**Tarefas do exercício:**
1 - Responda às perguntas abaixo com base no texto sobre cibercondria.
(a) Em que data o texto foi enviado?
(b) Segundo o texto, o que as famílias não sabem, em função da falta de orientação sobre as novas tecnologias?
(c) Qual ferramenta de pesquisa o texto cita pelo nome?
2 - Liste todas as expressões que abrem uma frase no texto sobre cibercondria e são seguidas imediatamente de vírgula.
3 - Dê continuidade ao texto sobre cibercondria a partir da última frase apresentada.

**Texto do documento:**
•••

Cibercondria: a doença da era digital

Enviada em 14/08/2020

Com a era digital a informação está a um “click” de distância, a qual agrega inúmeros benefícios e muitos problemas. Uma multidão de usuários da rede sana dúvidas médicas na “web”, muitas vezes ocasionando uma piora considerável em seu quadro clínico, sem a devida orientação profissional qualificada.

A partir de dados, é importante destacar que, em função da falta de orientação sobre as novas tecnologias as famílias não sabem sobre os prejuízos quando essas são utilizadas de forma incorretas para cuidar da saúde. Nesse sentido, deve ocorre um maior controle sobre o acesso às pesquisas na internet, de acordo com os sintomas, e um esclarecimento das autoridades sobre a forma de diagnosticar dos médicos, que leva em conta muitos fatores.

Da mesma forma, leis, quando cumpridas pelas instituições, podem salvar muitas vidas. Todavia, elas não são praticadas pelos cidadão e nem fiscalizadas para verificar a execução de forma verídica pelos estabelecimentos que vendem drogas, na maioria das vezes, sem receita médica, levando o consumidor a não procurar ajuda de um especialista para tratar as enfermidades tomando como verdade o que foi pesquisado pelo Google.

•••

**Conjunto de itens:**
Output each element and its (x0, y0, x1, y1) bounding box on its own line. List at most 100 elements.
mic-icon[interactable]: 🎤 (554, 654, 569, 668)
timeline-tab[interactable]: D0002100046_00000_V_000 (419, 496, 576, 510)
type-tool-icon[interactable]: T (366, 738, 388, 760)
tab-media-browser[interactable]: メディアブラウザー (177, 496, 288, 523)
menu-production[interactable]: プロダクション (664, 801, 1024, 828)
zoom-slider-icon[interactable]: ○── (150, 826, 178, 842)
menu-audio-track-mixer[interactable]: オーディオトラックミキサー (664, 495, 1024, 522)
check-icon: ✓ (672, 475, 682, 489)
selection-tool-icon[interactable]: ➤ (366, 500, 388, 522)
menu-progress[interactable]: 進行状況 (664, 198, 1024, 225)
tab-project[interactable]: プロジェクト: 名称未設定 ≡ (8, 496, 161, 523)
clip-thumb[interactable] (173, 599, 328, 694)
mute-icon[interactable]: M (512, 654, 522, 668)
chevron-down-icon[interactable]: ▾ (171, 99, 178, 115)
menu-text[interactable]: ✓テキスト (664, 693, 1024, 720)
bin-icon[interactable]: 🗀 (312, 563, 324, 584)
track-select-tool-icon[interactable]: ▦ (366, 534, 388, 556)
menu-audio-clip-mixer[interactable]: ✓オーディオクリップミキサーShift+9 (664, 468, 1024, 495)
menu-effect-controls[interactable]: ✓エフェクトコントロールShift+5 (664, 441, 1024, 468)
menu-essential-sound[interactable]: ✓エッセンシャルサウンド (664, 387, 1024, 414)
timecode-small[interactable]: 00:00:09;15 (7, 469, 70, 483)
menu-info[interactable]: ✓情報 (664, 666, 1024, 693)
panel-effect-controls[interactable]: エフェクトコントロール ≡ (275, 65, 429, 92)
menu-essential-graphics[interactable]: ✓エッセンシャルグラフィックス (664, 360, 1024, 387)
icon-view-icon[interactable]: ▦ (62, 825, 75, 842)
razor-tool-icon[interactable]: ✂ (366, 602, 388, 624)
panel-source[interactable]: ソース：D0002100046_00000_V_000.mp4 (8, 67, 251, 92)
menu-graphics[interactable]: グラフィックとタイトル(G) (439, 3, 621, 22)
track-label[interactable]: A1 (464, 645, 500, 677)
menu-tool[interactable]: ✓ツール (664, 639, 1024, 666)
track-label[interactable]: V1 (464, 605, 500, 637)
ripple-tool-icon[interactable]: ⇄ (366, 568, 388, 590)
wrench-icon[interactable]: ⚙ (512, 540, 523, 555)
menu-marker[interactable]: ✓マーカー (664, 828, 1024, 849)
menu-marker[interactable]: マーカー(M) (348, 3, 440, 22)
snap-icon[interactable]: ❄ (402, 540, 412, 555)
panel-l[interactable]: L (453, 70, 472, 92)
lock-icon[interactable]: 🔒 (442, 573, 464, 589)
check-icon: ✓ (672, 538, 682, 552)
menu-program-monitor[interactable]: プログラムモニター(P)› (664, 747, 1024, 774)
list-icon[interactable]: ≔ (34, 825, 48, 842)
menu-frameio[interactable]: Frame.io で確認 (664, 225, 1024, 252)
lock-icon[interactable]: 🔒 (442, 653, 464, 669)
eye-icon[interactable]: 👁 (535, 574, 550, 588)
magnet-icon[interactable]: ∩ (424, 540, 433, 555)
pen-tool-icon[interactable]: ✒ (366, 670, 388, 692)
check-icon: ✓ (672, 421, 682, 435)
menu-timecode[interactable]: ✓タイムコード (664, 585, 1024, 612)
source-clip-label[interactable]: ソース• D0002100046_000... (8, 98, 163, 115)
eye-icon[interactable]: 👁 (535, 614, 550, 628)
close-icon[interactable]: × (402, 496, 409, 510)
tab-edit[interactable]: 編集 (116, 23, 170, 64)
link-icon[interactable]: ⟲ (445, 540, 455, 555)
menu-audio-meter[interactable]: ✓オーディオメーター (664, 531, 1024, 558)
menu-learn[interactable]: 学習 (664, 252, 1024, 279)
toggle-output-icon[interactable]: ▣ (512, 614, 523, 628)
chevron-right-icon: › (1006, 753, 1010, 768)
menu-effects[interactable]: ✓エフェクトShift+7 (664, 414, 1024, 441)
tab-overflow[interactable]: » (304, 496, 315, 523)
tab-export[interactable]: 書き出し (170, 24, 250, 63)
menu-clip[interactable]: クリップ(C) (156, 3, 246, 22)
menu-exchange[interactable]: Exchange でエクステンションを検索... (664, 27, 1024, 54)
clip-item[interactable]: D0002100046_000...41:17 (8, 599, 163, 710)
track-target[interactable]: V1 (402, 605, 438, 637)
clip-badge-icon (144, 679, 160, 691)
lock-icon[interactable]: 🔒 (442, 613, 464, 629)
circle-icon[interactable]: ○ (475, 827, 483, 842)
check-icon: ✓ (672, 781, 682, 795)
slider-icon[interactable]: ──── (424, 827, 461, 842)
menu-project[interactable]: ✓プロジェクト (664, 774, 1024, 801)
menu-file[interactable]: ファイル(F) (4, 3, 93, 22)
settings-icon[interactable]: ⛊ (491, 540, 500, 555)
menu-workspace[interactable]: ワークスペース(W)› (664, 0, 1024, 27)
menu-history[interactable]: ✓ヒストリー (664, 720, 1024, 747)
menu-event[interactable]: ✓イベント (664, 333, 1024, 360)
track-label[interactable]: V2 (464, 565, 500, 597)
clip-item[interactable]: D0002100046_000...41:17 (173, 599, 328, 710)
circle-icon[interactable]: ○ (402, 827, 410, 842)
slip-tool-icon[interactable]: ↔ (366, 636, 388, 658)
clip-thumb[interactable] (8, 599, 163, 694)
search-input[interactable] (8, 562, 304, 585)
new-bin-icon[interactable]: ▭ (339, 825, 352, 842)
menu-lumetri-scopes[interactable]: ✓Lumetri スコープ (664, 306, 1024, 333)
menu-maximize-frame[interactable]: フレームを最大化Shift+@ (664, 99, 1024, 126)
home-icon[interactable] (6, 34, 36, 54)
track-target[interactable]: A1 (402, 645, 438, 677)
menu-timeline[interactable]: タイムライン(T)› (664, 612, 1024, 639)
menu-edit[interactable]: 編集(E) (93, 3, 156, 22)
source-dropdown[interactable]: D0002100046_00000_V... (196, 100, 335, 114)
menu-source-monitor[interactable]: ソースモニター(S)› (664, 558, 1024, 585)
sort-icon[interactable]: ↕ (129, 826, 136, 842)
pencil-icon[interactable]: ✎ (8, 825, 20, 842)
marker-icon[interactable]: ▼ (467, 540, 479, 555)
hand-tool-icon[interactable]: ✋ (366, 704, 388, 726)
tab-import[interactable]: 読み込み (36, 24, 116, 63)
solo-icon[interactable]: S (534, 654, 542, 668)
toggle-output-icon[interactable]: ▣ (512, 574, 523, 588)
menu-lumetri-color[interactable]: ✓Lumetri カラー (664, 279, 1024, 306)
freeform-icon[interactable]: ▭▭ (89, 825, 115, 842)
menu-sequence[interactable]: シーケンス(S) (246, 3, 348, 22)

•••

**Respostas por tarefa:**
1 -
(a) Em 14/08/2020.
(b) Não sabem sobre os prejuízos quando as novas tecnologias são utilizadas de forma incorreta para cuidar da saúde.
(c) O Google.

2 -
A partir de dados
Nesse sentido
Da mesma forma
Todavia

3 -
Em síntese, é mister que a orientação e as leis podem amenizar o quadro atual. Para a minimização dos problemas decorrentes, urge que o Ministério da Saúde crie, por meio de verbas governamentais, campanhas publicitárias nos veículos de comunicação que incentive a procura de médicos e advirtam os cidadãos dos riscos para a saúde, sugerindo ao telespectador criar o hábito de ingerir apenas remédios receitados e não utilizar a internet para serviços clínicos. Somente assim será possível diminuir a automedicação, além de promover a área da saúde com o aumento das consultas e a diminuição dos efeitos colaterais de drogas sem autorização de um especialista.